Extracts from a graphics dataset
________________________

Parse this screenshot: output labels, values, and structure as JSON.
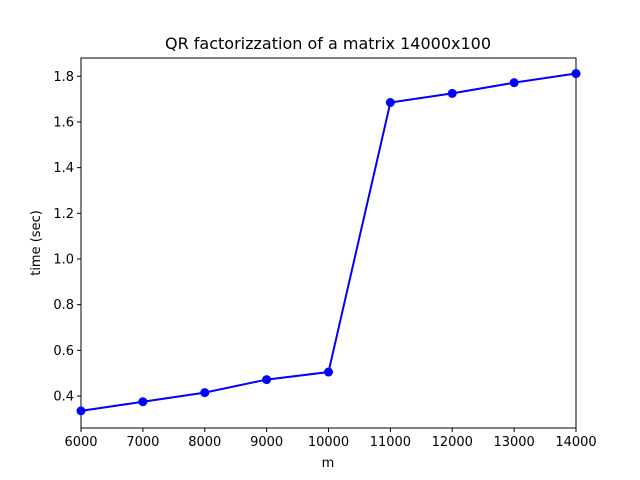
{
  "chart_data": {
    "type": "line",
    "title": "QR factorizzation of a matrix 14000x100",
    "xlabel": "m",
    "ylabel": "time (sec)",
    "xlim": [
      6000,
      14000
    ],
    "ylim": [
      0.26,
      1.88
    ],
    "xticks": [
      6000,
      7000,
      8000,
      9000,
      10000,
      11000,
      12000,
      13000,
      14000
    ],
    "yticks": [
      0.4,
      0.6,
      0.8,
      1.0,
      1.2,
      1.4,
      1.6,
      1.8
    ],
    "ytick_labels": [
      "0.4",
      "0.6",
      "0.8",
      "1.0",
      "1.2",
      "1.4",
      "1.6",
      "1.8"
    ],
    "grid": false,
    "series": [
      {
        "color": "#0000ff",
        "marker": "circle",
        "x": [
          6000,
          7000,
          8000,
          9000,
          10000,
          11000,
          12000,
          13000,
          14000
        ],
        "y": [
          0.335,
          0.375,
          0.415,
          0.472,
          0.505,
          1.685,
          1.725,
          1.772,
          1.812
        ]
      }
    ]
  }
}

________________________

Written instruction ▸ Exclude the images, then output the data above word for word.

Solution ▸
Parse this screenshot: output labels, values, and structure as JSON.
{
  "chart_data": {
    "type": "line",
    "title": "QR factorizzation of a matrix 14000x100",
    "xlabel": "m",
    "ylabel": "time (sec)",
    "xlim": [
      6000,
      14000
    ],
    "ylim": [
      0.26,
      1.88
    ],
    "xticks": [
      6000,
      7000,
      8000,
      9000,
      10000,
      11000,
      12000,
      13000,
      14000
    ],
    "yticks": [
      0.4,
      0.6,
      0.8,
      1.0,
      1.2,
      1.4,
      1.6,
      1.8
    ],
    "ytick_labels": [
      "0.4",
      "0.6",
      "0.8",
      "1.0",
      "1.2",
      "1.4",
      "1.6",
      "1.8"
    ],
    "grid": false,
    "series": [
      {
        "color": "#0000ff",
        "marker": "circle",
        "x": [
          6000,
          7000,
          8000,
          9000,
          10000,
          11000,
          12000,
          13000,
          14000
        ],
        "y": [
          0.335,
          0.375,
          0.415,
          0.472,
          0.505,
          1.685,
          1.725,
          1.772,
          1.812
        ]
      }
    ]
  }
}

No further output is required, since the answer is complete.